#### [GIVEN TASK]
Reproduce all the lines exactly as they stand, apart from the pictures.

-----

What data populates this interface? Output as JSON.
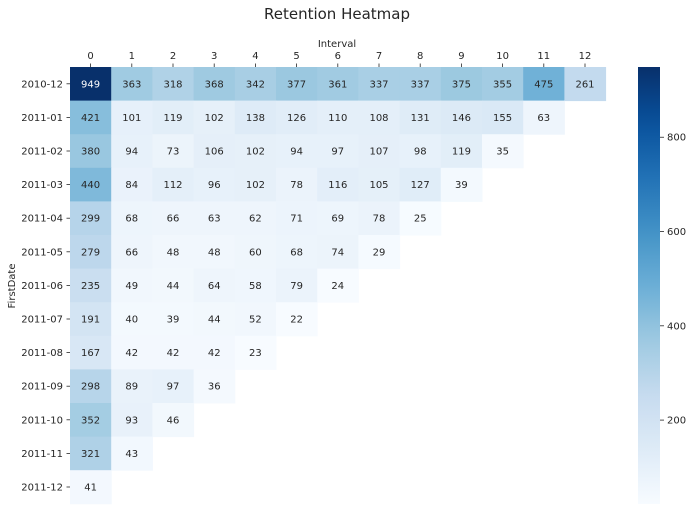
{
  "chart_data": {
    "type": "heatmap",
    "title": "Retention Heatmap",
    "xlabel": "Interval",
    "ylabel": "FirstDate",
    "x_ticks": [
      "0",
      "1",
      "2",
      "3",
      "4",
      "5",
      "6",
      "7",
      "8",
      "9",
      "10",
      "11",
      "12"
    ],
    "y_ticks": [
      "2010-12",
      "2011-01",
      "2011-02",
      "2011-03",
      "2011-04",
      "2011-05",
      "2011-06",
      "2011-07",
      "2011-08",
      "2011-09",
      "2011-10",
      "2011-11",
      "2011-12"
    ],
    "values": [
      [
        949,
        363,
        318,
        368,
        342,
        377,
        361,
        337,
        337,
        375,
        355,
        475,
        261
      ],
      [
        421,
        101,
        119,
        102,
        138,
        126,
        110,
        108,
        131,
        146,
        155,
        63,
        null
      ],
      [
        380,
        94,
        73,
        106,
        102,
        94,
        97,
        107,
        98,
        119,
        35,
        null,
        null
      ],
      [
        440,
        84,
        112,
        96,
        102,
        78,
        116,
        105,
        127,
        39,
        null,
        null,
        null
      ],
      [
        299,
        68,
        66,
        63,
        62,
        71,
        69,
        78,
        25,
        null,
        null,
        null,
        null
      ],
      [
        279,
        66,
        48,
        48,
        60,
        68,
        74,
        29,
        null,
        null,
        null,
        null,
        null
      ],
      [
        235,
        49,
        44,
        64,
        58,
        79,
        24,
        null,
        null,
        null,
        null,
        null,
        null
      ],
      [
        191,
        40,
        39,
        44,
        52,
        22,
        null,
        null,
        null,
        null,
        null,
        null,
        null
      ],
      [
        167,
        42,
        42,
        42,
        23,
        null,
        null,
        null,
        null,
        null,
        null,
        null,
        null
      ],
      [
        298,
        89,
        97,
        36,
        null,
        null,
        null,
        null,
        null,
        null,
        null,
        null,
        null
      ],
      [
        352,
        93,
        46,
        null,
        null,
        null,
        null,
        null,
        null,
        null,
        null,
        null,
        null
      ],
      [
        321,
        43,
        null,
        null,
        null,
        null,
        null,
        null,
        null,
        null,
        null,
        null,
        null
      ],
      [
        41,
        null,
        null,
        null,
        null,
        null,
        null,
        null,
        null,
        null,
        null,
        null,
        null
      ]
    ],
    "colormap": "Blues",
    "vmin": 22,
    "vmax": 949,
    "colorbar_ticks": [
      "200",
      "400",
      "600",
      "800"
    ],
    "x_axis_position": "top",
    "grid": false
  }
}
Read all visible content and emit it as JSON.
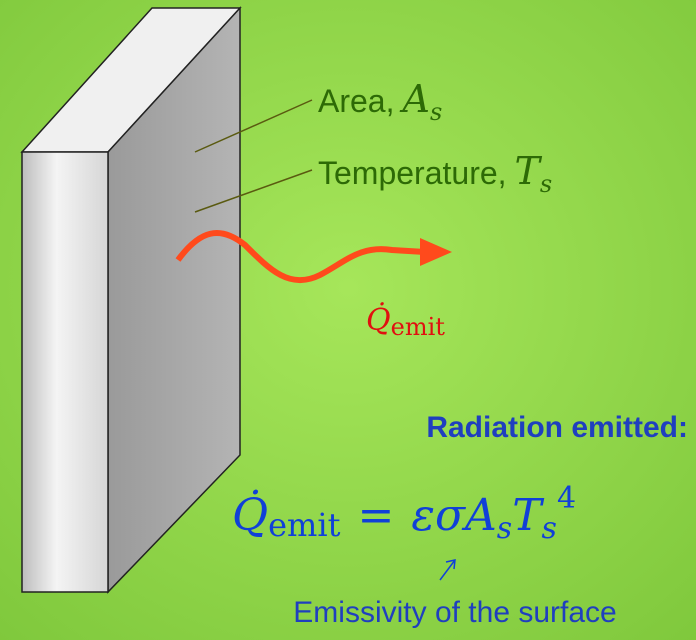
{
  "labels": {
    "area": {
      "text": "Area,",
      "symbol": "A",
      "subscript": "s"
    },
    "temperature": {
      "text": "Temperature,",
      "symbol": "T",
      "subscript": "s"
    }
  },
  "heat_flow": {
    "symbol": "Q̇",
    "subscript": "emit"
  },
  "equation": {
    "heading": "Radiation emitted:",
    "lhs": {
      "symbol": "Q̇",
      "subscript": "emit"
    },
    "operator": "=",
    "rhs": [
      {
        "symbol": "ε"
      },
      {
        "symbol": "σ"
      },
      {
        "symbol": "A",
        "subscript": "s"
      },
      {
        "symbol": "T",
        "subscript": "s",
        "superscript": "4"
      }
    ]
  },
  "annotation": "Emissivity of the surface"
}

-----

#### [WORKED SOLUTION]
What data populates this interface? Output as JSON.
{
  "chart_data": {
    "type": "heatmap",
    "title": "Retention Heatmap",
    "xlabel": "Interval",
    "ylabel": "FirstDate",
    "x_ticks": [
      "0",
      "1",
      "2",
      "3",
      "4",
      "5",
      "6",
      "7",
      "8",
      "9",
      "10",
      "11",
      "12"
    ],
    "y_ticks": [
      "2010-12",
      "2011-01",
      "2011-02",
      "2011-03",
      "2011-04",
      "2011-05",
      "2011-06",
      "2011-07",
      "2011-08",
      "2011-09",
      "2011-10",
      "2011-11",
      "2011-12"
    ],
    "values": [
      [
        949,
        363,
        318,
        368,
        342,
        377,
        361,
        337,
        337,
        375,
        355,
        475,
        261
      ],
      [
        421,
        101,
        119,
        102,
        138,
        126,
        110,
        108,
        131,
        146,
        155,
        63,
        null
      ],
      [
        380,
        94,
        73,
        106,
        102,
        94,
        97,
        107,
        98,
        119,
        35,
        null,
        null
      ],
      [
        440,
        84,
        112,
        96,
        102,
        78,
        116,
        105,
        127,
        39,
        null,
        null,
        null
      ],
      [
        299,
        68,
        66,
        63,
        62,
        71,
        69,
        78,
        25,
        null,
        null,
        null,
        null
      ],
      [
        279,
        66,
        48,
        48,
        60,
        68,
        74,
        29,
        null,
        null,
        null,
        null,
        null
      ],
      [
        235,
        49,
        44,
        64,
        58,
        79,
        24,
        null,
        null,
        null,
        null,
        null,
        null
      ],
      [
        191,
        40,
        39,
        44,
        52,
        22,
        null,
        null,
        null,
        null,
        null,
        null,
        null
      ],
      [
        167,
        42,
        42,
        42,
        23,
        null,
        null,
        null,
        null,
        null,
        null,
        null,
        null
      ],
      [
        298,
        89,
        97,
        36,
        null,
        null,
        null,
        null,
        null,
        null,
        null,
        null,
        null
      ],
      [
        352,
        93,
        46,
        null,
        null,
        null,
        null,
        null,
        null,
        null,
        null,
        null,
        null
      ],
      [
        321,
        43,
        null,
        null,
        null,
        null,
        null,
        null,
        null,
        null,
        null,
        null,
        null
      ],
      [
        41,
        null,
        null,
        null,
        null,
        null,
        null,
        null,
        null,
        null,
        null,
        null,
        null
      ]
    ],
    "colormap": "Blues",
    "vmin": 22,
    "vmax": 949,
    "colorbar_ticks": [
      "200",
      "400",
      "600",
      "800"
    ],
    "x_axis_position": "top",
    "grid": false
  }
}
Read all visible content and emit it as JSON.
{
  "labels": {
    "area": {
      "text": "Area,",
      "symbol": "A",
      "subscript": "s"
    },
    "temperature": {
      "text": "Temperature,",
      "symbol": "T",
      "subscript": "s"
    }
  },
  "heat_flow": {
    "symbol": "Q̇",
    "subscript": "emit"
  },
  "equation": {
    "heading": "Radiation emitted:",
    "lhs": {
      "symbol": "Q̇",
      "subscript": "emit"
    },
    "operator": "=",
    "rhs": [
      {
        "symbol": "ε"
      },
      {
        "symbol": "σ"
      },
      {
        "symbol": "A",
        "subscript": "s"
      },
      {
        "symbol": "T",
        "subscript": "s",
        "superscript": "4"
      }
    ]
  },
  "annotation": "Emissivity of the surface"
}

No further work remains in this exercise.